====== Exercise inputs

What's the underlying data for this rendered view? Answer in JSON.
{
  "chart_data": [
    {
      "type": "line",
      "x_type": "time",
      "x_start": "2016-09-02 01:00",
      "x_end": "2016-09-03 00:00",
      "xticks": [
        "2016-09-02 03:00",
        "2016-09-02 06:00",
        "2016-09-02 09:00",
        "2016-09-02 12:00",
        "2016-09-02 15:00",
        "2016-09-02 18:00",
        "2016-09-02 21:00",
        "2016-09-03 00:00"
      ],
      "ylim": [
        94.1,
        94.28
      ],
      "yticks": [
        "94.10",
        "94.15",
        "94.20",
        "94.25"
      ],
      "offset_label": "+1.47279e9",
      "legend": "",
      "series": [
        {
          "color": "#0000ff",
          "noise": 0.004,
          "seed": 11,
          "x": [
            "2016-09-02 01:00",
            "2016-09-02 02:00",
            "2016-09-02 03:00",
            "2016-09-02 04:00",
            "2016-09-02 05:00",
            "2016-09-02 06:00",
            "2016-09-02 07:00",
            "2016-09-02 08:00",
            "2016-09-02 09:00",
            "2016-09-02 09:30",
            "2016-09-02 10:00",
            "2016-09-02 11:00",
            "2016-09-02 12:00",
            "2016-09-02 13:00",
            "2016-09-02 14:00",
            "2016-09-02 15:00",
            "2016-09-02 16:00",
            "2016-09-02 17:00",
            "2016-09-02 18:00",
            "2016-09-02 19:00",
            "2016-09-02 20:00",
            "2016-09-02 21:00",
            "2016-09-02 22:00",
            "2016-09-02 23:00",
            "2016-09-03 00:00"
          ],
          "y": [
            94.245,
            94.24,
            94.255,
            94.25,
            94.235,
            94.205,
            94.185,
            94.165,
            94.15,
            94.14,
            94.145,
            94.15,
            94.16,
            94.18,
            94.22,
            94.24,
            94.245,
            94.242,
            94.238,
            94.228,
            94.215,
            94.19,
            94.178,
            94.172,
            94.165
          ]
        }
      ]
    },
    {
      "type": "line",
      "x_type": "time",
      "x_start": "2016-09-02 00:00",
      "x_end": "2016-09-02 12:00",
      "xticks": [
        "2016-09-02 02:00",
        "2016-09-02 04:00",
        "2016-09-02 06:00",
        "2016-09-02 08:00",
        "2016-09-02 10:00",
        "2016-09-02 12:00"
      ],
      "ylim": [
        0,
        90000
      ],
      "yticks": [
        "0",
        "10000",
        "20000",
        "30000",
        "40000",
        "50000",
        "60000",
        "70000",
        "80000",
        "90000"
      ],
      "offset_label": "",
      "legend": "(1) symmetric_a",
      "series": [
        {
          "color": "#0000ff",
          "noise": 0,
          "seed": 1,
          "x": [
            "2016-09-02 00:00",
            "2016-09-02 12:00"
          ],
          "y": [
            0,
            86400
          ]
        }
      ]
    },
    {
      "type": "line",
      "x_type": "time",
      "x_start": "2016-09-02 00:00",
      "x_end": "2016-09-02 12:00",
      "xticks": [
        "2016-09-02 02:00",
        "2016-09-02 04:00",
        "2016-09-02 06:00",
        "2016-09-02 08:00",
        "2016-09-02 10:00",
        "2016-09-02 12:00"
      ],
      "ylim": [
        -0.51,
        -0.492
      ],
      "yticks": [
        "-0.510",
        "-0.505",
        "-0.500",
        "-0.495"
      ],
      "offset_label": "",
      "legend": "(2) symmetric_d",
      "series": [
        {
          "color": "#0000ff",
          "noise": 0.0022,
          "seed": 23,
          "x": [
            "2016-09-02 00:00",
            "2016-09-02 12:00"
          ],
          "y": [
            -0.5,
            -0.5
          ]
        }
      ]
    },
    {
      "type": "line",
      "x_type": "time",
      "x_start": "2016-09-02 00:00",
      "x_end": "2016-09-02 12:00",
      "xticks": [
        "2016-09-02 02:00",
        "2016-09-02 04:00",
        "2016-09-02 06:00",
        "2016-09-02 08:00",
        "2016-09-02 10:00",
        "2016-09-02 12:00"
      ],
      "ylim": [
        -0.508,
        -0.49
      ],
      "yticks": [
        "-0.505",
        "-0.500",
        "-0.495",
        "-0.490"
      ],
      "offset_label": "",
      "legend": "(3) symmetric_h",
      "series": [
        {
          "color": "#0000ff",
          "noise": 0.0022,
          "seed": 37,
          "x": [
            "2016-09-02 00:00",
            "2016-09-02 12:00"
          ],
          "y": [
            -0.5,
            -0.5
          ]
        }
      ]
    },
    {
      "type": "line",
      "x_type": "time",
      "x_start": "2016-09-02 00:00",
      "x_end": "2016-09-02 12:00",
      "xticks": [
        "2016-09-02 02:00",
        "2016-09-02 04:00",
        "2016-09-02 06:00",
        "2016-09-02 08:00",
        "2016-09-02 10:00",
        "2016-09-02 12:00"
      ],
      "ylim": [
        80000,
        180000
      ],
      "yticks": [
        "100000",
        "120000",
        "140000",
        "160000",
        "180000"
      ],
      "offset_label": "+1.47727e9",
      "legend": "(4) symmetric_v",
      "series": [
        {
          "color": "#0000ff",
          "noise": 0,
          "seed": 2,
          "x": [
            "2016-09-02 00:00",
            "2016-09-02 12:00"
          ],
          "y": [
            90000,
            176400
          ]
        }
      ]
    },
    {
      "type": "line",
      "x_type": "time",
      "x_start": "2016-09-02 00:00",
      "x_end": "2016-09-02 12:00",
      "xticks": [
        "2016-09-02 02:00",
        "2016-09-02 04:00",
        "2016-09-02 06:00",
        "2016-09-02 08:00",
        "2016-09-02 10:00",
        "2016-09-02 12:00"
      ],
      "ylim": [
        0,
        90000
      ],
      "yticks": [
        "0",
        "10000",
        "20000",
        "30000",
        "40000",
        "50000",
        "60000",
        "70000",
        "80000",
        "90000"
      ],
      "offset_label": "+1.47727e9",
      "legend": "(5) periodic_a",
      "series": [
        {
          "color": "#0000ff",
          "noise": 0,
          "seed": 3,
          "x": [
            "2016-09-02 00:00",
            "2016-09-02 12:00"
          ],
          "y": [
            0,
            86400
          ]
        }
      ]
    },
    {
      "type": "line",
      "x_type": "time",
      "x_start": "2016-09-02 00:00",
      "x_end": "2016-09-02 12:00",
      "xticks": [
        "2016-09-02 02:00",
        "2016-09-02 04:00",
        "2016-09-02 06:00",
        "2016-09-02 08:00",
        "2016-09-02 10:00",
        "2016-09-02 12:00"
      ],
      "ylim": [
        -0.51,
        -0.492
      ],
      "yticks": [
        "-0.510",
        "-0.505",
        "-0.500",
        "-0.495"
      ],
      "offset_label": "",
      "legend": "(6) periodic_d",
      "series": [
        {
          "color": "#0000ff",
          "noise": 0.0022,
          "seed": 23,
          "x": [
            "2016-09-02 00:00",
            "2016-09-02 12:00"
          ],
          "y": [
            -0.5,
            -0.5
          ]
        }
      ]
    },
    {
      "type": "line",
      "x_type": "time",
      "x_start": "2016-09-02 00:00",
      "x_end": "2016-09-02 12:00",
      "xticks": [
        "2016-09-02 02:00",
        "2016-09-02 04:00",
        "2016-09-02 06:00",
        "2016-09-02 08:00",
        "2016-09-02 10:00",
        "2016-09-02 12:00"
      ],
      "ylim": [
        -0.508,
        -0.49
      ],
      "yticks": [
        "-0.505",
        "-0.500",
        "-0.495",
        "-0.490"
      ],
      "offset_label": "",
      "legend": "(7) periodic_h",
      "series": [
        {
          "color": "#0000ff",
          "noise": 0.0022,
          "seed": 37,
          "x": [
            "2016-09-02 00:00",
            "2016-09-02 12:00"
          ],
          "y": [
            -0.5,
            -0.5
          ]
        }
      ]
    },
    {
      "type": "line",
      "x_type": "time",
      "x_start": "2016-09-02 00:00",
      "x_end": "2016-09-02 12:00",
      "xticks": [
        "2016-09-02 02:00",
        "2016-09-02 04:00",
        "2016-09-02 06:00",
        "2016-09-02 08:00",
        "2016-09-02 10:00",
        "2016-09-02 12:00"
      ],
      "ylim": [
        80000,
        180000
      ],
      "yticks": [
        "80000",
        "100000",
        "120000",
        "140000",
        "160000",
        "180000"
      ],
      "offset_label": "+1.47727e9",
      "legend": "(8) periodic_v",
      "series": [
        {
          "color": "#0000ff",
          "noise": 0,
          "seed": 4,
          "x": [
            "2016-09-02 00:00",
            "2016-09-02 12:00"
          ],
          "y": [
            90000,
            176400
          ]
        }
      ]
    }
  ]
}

============

*Instructions to follow*.
Search the data for the word "seed" and copy each line where it appears.

*Final result*.
          "seed": 11,
          "seed": 1,
          "seed": 23,
          "seed": 37,
          "seed": 2,
          "seed": 3,
          "seed": 23,
          "seed": 37,
          "seed": 4,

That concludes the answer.